* _What this task involves_: All lines holding the string "title" are to be shown.

(Dataset listings of figures)
◆ ◆ ◆

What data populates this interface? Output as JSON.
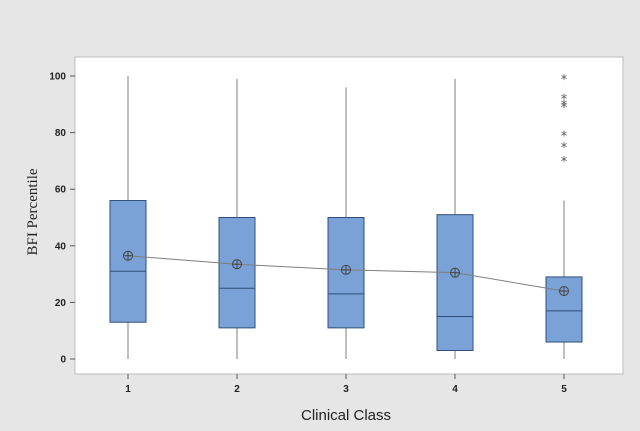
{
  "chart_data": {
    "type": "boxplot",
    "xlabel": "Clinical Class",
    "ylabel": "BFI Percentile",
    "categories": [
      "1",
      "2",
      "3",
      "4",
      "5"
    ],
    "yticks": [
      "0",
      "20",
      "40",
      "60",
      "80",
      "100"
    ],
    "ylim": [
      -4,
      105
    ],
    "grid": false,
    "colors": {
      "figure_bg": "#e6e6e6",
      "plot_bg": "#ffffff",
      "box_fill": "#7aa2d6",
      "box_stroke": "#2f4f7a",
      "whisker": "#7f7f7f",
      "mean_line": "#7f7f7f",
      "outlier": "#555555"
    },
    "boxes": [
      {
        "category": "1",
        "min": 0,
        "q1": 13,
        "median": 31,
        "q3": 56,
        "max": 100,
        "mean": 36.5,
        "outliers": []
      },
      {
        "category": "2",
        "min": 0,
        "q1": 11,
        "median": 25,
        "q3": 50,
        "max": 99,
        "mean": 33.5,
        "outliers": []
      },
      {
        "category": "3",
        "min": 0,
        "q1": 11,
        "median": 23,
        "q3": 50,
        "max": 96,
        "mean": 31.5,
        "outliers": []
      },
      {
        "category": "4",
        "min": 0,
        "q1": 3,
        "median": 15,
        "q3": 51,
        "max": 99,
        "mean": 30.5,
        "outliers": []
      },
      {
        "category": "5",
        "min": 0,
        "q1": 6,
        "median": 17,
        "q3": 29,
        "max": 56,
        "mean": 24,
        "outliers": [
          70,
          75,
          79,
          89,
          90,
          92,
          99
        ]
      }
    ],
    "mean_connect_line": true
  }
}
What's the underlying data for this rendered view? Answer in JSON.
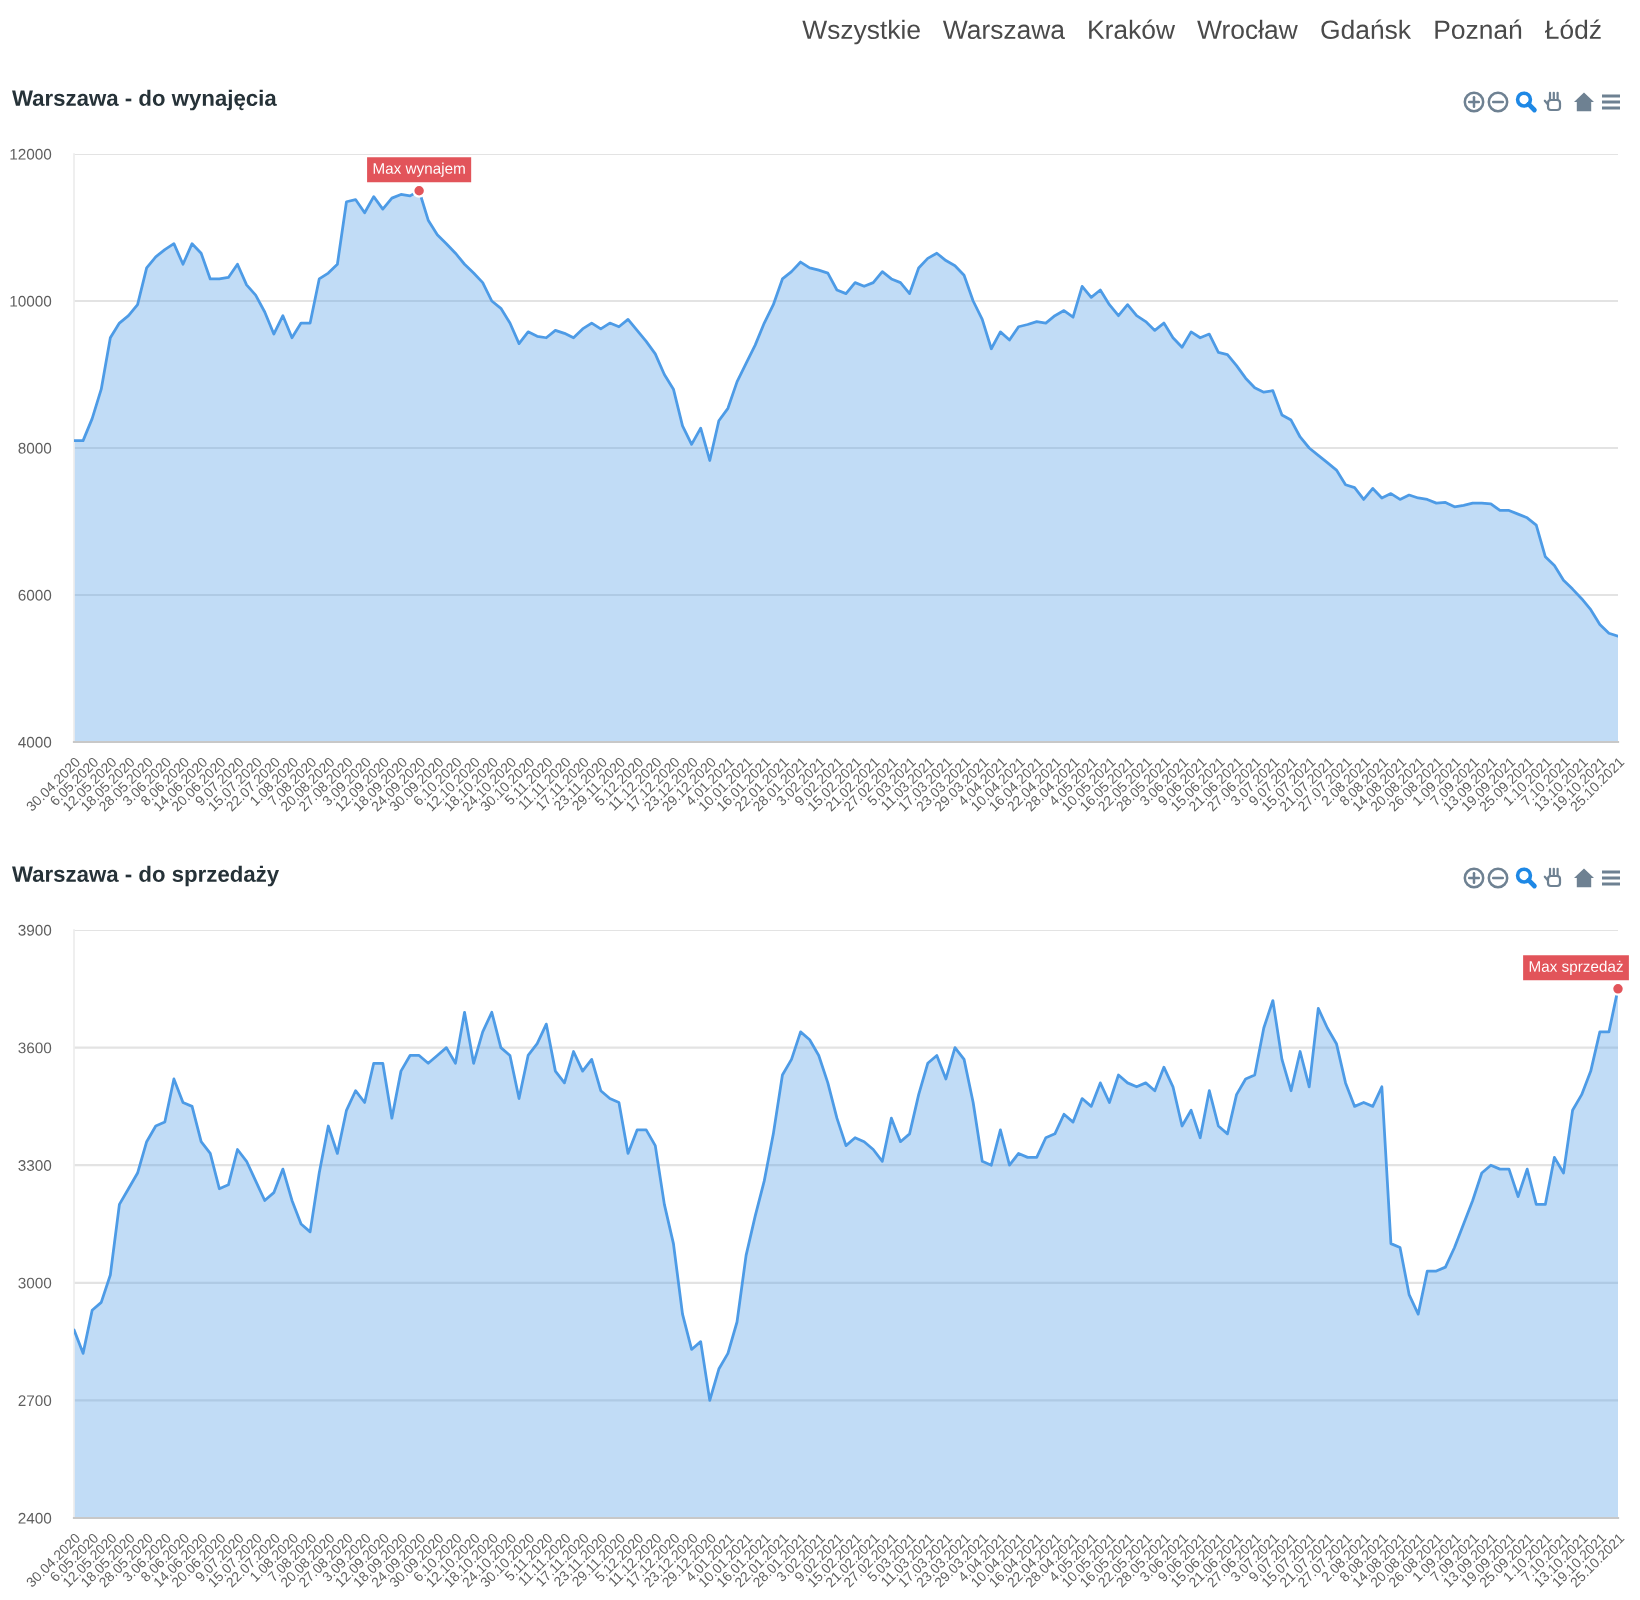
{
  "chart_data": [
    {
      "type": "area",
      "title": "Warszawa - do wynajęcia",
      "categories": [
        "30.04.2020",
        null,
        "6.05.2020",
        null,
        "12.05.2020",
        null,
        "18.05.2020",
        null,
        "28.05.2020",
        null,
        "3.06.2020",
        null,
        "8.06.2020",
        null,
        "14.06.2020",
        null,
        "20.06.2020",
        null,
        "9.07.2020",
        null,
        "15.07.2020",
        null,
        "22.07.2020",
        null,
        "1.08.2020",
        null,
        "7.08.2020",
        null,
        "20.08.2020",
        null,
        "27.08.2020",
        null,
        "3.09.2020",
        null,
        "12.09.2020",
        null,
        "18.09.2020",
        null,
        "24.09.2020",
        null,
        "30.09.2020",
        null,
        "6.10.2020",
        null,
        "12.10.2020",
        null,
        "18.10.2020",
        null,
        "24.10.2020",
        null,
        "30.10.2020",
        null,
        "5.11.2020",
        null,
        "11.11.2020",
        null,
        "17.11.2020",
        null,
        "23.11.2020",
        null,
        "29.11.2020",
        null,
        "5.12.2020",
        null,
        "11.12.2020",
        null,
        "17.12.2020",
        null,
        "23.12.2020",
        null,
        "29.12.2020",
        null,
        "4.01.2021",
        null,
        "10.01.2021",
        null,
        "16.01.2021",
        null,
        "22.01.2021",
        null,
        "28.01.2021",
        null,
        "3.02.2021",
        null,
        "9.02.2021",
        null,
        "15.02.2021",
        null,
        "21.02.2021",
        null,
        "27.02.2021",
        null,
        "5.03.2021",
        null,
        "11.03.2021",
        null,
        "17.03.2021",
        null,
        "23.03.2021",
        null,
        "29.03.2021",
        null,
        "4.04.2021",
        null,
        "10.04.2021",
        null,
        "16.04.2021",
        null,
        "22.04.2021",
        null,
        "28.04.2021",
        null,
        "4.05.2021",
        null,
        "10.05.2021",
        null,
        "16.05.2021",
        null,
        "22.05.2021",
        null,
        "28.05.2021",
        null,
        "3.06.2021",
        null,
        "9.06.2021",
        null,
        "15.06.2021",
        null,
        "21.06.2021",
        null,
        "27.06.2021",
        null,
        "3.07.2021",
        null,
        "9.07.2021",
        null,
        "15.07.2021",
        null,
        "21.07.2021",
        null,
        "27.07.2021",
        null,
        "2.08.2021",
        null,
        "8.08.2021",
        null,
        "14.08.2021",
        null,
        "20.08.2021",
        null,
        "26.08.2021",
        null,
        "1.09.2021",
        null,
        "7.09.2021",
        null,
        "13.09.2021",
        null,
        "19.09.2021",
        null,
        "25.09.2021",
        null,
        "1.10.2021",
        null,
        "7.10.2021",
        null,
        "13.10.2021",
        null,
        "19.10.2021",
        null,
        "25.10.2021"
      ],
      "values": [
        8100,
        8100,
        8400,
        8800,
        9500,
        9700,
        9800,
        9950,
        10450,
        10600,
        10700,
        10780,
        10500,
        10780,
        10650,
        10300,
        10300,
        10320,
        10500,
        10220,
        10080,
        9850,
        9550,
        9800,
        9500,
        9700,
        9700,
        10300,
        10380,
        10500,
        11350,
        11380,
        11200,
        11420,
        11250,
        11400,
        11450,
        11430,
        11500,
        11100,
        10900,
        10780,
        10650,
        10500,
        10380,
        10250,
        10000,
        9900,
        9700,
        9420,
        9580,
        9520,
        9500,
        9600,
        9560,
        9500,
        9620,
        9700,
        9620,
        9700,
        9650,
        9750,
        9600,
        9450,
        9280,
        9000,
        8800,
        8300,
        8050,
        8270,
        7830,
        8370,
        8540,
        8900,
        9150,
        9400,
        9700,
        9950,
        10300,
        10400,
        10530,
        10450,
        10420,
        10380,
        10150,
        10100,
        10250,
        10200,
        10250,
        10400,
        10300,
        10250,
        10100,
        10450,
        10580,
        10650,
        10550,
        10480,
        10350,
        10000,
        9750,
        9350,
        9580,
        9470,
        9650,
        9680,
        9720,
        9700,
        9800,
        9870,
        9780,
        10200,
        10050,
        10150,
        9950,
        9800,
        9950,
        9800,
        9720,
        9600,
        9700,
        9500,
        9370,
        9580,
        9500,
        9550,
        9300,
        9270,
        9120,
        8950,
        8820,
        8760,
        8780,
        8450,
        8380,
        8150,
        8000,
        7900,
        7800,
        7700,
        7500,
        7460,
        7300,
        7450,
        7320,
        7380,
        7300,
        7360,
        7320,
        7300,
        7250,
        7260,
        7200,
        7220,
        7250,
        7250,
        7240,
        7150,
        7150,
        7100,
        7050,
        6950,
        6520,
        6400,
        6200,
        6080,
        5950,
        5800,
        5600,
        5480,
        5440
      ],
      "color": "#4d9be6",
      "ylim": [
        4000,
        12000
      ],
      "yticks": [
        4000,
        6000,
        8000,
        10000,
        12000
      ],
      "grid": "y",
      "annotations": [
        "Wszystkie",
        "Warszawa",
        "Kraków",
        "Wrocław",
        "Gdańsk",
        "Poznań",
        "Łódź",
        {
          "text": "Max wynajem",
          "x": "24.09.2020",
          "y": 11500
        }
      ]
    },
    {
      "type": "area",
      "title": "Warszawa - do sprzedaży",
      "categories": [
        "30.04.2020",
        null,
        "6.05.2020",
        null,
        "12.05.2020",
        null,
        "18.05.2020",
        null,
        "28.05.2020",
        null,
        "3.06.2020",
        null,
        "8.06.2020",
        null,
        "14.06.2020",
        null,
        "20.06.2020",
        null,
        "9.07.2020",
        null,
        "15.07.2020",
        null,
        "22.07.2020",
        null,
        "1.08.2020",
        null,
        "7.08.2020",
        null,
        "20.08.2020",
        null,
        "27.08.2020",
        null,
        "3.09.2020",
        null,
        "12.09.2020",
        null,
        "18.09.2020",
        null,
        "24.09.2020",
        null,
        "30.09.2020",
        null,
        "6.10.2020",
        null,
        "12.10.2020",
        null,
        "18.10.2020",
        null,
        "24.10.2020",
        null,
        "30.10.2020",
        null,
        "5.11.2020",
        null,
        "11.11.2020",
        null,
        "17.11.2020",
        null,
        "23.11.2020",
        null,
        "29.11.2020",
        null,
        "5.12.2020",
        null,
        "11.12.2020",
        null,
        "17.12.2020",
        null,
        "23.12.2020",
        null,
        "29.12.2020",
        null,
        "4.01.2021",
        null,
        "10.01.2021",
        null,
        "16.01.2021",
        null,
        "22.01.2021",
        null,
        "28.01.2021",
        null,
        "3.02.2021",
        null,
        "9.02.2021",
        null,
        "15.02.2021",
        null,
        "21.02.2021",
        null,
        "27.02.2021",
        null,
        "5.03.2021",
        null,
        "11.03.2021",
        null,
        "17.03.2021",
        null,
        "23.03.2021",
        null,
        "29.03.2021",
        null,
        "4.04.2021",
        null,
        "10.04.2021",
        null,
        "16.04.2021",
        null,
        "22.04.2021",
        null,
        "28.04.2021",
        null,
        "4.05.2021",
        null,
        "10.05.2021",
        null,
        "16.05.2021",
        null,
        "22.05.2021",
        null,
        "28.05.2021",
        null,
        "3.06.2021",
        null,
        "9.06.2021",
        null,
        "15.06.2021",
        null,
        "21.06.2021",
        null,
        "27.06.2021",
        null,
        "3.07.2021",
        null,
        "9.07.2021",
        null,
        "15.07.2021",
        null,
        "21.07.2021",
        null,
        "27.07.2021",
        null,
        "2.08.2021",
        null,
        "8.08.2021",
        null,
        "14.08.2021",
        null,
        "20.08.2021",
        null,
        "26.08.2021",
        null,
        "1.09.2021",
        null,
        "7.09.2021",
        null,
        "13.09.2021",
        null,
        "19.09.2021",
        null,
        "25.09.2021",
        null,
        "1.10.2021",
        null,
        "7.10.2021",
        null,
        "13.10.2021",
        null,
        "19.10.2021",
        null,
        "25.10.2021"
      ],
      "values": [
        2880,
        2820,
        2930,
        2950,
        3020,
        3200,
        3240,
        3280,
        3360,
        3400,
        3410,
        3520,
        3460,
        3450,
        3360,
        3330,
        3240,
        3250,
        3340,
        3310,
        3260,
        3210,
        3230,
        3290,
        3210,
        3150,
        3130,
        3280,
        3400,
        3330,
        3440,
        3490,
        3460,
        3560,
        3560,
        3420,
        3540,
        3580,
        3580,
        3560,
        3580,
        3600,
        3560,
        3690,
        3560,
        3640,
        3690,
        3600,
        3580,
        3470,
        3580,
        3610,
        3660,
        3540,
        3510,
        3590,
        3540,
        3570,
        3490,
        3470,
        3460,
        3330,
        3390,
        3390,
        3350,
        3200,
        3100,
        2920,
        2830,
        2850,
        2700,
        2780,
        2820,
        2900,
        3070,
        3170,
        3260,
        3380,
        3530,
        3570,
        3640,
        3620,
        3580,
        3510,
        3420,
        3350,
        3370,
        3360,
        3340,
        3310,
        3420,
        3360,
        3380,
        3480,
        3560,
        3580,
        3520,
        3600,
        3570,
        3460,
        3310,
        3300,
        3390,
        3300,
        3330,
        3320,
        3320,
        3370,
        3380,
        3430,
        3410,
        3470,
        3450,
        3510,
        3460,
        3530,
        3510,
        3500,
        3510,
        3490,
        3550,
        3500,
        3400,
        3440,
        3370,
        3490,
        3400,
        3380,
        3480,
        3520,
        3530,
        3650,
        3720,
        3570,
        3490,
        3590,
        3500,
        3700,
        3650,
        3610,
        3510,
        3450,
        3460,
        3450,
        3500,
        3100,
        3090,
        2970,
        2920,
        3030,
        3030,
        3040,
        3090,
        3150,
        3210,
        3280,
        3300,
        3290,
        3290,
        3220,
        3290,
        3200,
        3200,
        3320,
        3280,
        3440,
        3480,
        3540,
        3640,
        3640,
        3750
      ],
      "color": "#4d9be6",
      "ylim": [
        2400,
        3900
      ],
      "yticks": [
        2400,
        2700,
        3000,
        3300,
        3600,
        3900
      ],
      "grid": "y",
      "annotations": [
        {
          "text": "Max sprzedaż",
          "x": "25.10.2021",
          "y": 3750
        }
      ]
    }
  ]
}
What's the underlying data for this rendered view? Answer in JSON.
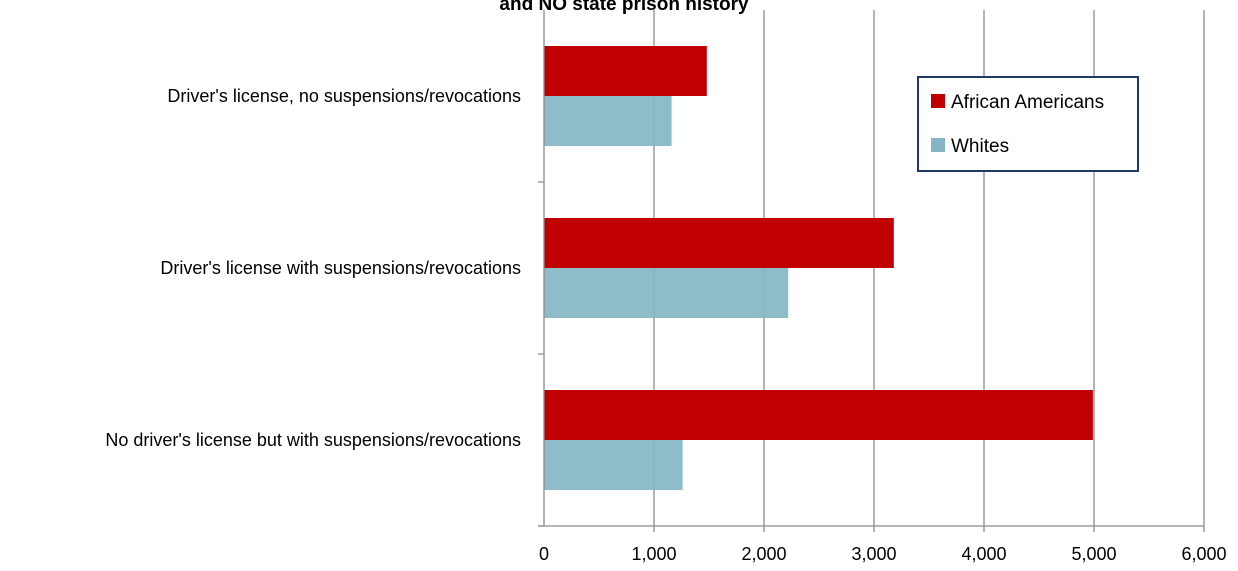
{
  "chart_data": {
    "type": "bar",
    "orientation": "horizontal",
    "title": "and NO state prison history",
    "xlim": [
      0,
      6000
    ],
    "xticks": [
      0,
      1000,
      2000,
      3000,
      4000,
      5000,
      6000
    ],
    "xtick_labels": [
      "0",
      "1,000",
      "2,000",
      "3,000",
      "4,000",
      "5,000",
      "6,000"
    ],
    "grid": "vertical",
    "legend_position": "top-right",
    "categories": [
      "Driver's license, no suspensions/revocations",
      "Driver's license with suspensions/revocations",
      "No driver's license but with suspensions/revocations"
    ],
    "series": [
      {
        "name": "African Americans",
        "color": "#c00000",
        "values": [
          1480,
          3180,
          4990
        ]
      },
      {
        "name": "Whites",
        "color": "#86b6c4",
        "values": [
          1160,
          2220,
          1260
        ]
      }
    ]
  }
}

◆ ◆ ◆

* _Written response_:
      "title": "Warszawa - do wynajęcia",
      "title": "Warszawa - do sprzedaży",
    "title": "and NO state prison history",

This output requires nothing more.